**REQUIRED WORK:**
Write out the whole listing word for word.

[Data entries]
▬▬▬▬▬▬▬▬▬▬

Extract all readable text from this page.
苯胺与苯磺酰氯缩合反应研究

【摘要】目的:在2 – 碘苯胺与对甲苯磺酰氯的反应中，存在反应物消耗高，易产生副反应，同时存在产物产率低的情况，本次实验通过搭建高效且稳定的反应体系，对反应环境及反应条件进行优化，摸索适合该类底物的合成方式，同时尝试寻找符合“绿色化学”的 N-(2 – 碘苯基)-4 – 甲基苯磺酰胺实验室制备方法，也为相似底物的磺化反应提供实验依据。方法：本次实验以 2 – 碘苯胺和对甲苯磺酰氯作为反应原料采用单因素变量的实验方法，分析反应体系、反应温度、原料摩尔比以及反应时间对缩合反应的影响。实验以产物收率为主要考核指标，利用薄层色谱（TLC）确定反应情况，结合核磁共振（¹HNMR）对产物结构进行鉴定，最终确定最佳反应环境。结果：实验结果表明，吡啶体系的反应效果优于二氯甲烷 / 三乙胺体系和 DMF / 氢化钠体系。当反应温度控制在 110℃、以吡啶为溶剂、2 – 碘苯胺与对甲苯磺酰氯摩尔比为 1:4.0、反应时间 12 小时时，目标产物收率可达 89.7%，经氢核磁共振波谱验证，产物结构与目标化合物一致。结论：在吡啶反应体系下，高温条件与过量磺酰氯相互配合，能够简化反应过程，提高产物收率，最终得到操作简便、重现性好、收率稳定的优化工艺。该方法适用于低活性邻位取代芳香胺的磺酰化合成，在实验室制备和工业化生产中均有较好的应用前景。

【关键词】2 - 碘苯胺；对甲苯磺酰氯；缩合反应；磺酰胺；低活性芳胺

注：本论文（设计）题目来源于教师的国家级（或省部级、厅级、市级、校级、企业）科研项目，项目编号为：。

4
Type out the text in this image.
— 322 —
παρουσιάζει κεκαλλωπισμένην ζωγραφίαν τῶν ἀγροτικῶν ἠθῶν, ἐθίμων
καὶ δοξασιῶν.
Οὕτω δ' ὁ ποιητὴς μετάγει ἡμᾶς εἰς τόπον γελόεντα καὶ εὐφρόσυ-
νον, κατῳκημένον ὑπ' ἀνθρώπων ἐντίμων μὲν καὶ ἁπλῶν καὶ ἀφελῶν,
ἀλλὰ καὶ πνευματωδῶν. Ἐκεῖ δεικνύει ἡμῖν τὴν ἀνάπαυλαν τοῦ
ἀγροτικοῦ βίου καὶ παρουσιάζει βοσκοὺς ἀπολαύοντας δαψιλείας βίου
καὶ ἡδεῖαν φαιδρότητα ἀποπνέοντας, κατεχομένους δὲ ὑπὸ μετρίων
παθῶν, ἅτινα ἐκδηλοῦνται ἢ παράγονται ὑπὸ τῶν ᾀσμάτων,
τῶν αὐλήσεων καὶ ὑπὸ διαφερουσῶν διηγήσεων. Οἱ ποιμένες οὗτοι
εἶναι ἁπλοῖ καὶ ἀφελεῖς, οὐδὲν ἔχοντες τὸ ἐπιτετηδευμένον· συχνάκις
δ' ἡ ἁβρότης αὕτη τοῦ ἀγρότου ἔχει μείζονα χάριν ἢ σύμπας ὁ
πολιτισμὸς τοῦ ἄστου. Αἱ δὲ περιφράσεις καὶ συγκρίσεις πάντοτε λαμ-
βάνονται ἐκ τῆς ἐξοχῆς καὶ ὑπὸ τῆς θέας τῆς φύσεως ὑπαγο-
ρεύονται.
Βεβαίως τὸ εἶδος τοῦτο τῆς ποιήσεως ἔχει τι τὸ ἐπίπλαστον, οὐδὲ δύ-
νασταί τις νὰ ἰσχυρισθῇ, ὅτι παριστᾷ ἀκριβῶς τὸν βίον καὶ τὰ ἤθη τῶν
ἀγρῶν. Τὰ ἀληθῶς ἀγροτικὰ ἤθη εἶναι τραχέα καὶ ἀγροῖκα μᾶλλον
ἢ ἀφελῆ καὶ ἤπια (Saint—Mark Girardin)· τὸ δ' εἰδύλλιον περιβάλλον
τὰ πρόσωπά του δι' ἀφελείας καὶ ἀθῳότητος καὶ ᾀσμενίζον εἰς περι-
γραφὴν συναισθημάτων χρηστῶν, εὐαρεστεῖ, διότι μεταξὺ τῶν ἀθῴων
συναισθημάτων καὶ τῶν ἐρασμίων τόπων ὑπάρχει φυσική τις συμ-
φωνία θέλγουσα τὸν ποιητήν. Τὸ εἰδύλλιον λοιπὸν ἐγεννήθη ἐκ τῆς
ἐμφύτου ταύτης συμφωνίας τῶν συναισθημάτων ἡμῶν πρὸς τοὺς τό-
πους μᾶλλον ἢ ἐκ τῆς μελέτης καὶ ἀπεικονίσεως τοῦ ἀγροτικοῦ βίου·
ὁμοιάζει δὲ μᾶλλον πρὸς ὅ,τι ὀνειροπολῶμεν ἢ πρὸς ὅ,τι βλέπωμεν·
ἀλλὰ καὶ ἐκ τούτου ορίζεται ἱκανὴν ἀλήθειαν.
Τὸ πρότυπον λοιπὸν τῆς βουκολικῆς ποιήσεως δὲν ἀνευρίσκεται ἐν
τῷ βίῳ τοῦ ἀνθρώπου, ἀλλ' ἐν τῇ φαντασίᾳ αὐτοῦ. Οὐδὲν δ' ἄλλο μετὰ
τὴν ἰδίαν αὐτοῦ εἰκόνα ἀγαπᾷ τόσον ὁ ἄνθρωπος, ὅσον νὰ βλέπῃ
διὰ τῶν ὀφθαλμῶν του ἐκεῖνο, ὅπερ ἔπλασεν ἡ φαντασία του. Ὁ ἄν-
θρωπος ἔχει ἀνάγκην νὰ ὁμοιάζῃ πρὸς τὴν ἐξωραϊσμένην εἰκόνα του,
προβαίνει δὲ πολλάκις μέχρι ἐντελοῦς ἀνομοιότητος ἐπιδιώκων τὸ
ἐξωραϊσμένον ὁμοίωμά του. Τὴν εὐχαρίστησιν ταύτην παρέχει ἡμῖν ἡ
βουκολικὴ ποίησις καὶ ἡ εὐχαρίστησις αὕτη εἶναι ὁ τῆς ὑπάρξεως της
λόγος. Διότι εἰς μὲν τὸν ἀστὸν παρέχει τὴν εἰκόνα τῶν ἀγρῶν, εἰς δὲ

▬▬▬▬▬▬▬▬▬▬

**TASK RESULT:**
Extract all readable text from this page.
苯胺与苯磺酰氯缩合反应研究

【摘要】目的:在2 – 碘苯胺与对甲苯磺酰氯的反应中，存在反应物消耗高，易产生副反应，同时存在产物产率低的情况，本次实验通过搭建高效且稳定的反应体系，对反应环境及反应条件进行优化，摸索适合该类底物的合成方式，同时尝试寻找符合“绿色化学”的 N-(2 – 碘苯基)-4 – 甲基苯磺酰胺实验室制备方法，也为相似底物的磺化反应提供实验依据。方法：本次实验以 2 – 碘苯胺和对甲苯磺酰氯作为反应原料采用单因素变量的实验方法，分析反应体系、反应温度、原料摩尔比以及反应时间对缩合反应的影响。实验以产物收率为主要考核指标，利用薄层色谱（TLC）确定反应情况，结合核磁共振（¹HNMR）对产物结构进行鉴定，最终确定最佳反应环境。结果：实验结果表明，吡啶体系的反应效果优于二氯甲烷 / 三乙胺体系和 DMF / 氢化钠体系。当反应温度控制在 110℃、以吡啶为溶剂、2 – 碘苯胺与对甲苯磺酰氯摩尔比为 1:4.0、反应时间 12 小时时，目标产物收率可达 89.7%，经氢核磁共振波谱验证，产物结构与目标化合物一致。结论：在吡啶反应体系下，高温条件与过量磺酰氯相互配合，能够简化反应过程，提高产物收率，最终得到操作简便、重现性好、收率稳定的优化工艺。该方法适用于低活性邻位取代芳香胺的磺酰化合成，在实验室制备和工业化生产中均有较好的应用前景。

【关键词】2 - 碘苯胺；对甲苯磺酰氯；缩合反应；磺酰胺；低活性芳胺

注：本论文（设计）题目来源于教师的国家级（或省部级、厅级、市级、校级、企业）科研项目，项目编号为：。

4
Type out the text in this image.
— 322 —
παρουσιάζει κεκαλλωπισμένην ζωγραφίαν τῶν ἀγροτικῶν ἠθῶν, ἐθίμων
καὶ δοξασιῶν.
Οὕτω δ' ὁ ποιητὴς μετάγει ἡμᾶς εἰς τόπον γελόεντα καὶ εὐφρόσυ-
νον, κατῳκημένον ὑπ' ἀνθρώπων ἐντίμων μὲν καὶ ἁπλῶν καὶ ἀφελῶν,
ἀλλὰ καὶ πνευματωδῶν. Ἐκεῖ δεικνύει ἡμῖν τὴν ἀνάπαυλαν τοῦ
ἀγροτικοῦ βίου καὶ παρουσιάζει βοσκοὺς ἀπολαύοντας δαψιλείας βίου
καὶ ἡδεῖαν φαιδρότητα ἀποπνέοντας, κατεχομένους δὲ ὑπὸ μετρίων
παθῶν, ἅτινα ἐκδηλοῦνται ἢ παράγονται ὑπὸ τῶν ᾀσμάτων,
τῶν αὐλήσεων καὶ ὑπὸ διαφερουσῶν διηγήσεων. Οἱ ποιμένες οὗτοι
εἶναι ἁπλοῖ καὶ ἀφελεῖς, οὐδὲν ἔχοντες τὸ ἐπιτετηδευμένον· συχνάκις
δ' ἡ ἁβρότης αὕτη τοῦ ἀγρότου ἔχει μείζονα χάριν ἢ σύμπας ὁ
πολιτισμὸς τοῦ ἄστου. Αἱ δὲ περιφράσεις καὶ συγκρίσεις πάντοτε λαμ-
βάνονται ἐκ τῆς ἐξοχῆς καὶ ὑπὸ τῆς θέας τῆς φύσεως ὑπαγο-
ρεύονται.
Βεβαίως τὸ εἶδος τοῦτο τῆς ποιήσεως ἔχει τι τὸ ἐπίπλαστον, οὐδὲ δύ-
νασταί τις νὰ ἰσχυρισθῇ, ὅτι παριστᾷ ἀκριβῶς τὸν βίον καὶ τὰ ἤθη τῶν
ἀγρῶν. Τὰ ἀληθῶς ἀγροτικὰ ἤθη εἶναι τραχέα καὶ ἀγροῖκα μᾶλλον
ἢ ἀφελῆ καὶ ἤπια (Saint—Mark Girardin)· τὸ δ' εἰδύλλιον περιβάλλον
τὰ πρόσωπά του δι' ἀφελείας καὶ ἀθῳότητος καὶ ᾀσμενίζον εἰς περι-
γραφὴν συναισθημάτων χρηστῶν, εὐαρεστεῖ, διότι μεταξὺ τῶν ἀθῴων
συναισθημάτων καὶ τῶν ἐρασμίων τόπων ὑπάρχει φυσική τις συμ-
φωνία θέλγουσα τὸν ποιητήν. Τὸ εἰδύλλιον λοιπὸν ἐγεννήθη ἐκ τῆς
ἐμφύτου ταύτης συμφωνίας τῶν συναισθημάτων ἡμῶν πρὸς τοὺς τό-
πους μᾶλλον ἢ ἐκ τῆς μελέτης καὶ ἀπεικονίσεως τοῦ ἀγροτικοῦ βίου·
ὁμοιάζει δὲ μᾶλλον πρὸς ὅ,τι ὀνειροπολῶμεν ἢ πρὸς ὅ,τι βλέπωμεν·
ἀλλὰ καὶ ἐκ τούτου ορίζεται ἱκανὴν ἀλήθειαν.
Τὸ πρότυπον λοιπὸν τῆς βουκολικῆς ποιήσεως δὲν ἀνευρίσκεται ἐν
τῷ βίῳ τοῦ ἀνθρώπου, ἀλλ' ἐν τῇ φαντασίᾳ αὐτοῦ. Οὐδὲν δ' ἄλλο μετὰ
τὴν ἰδίαν αὐτοῦ εἰκόνα ἀγαπᾷ τόσον ὁ ἄνθρωπος, ὅσον νὰ βλέπῃ
διὰ τῶν ὀφθαλμῶν του ἐκεῖνο, ὅπερ ἔπλασεν ἡ φαντασία του. Ὁ ἄν-
θρωπος ἔχει ἀνάγκην νὰ ὁμοιάζῃ πρὸς τὴν ἐξωραϊσμένην εἰκόνα του,
προβαίνει δὲ πολλάκις μέχρι ἐντελοῦς ἀνομοιότητος ἐπιδιώκων τὸ
ἐξωραϊσμένον ὁμοίωμά του. Τὴν εὐχαρίστησιν ταύτην παρέχει ἡμῖν ἡ
βουκολικὴ ποίησις καὶ ἡ εὐχαρίστησις αὕτη εἶναι ὁ τῆς ὑπάρξεως της
λόγος. Διότι εἰς μὲν τὸν ἀστὸν παρέχει τὴν εἰκόνα τῶν ἀγρῶν, εἰς δὲ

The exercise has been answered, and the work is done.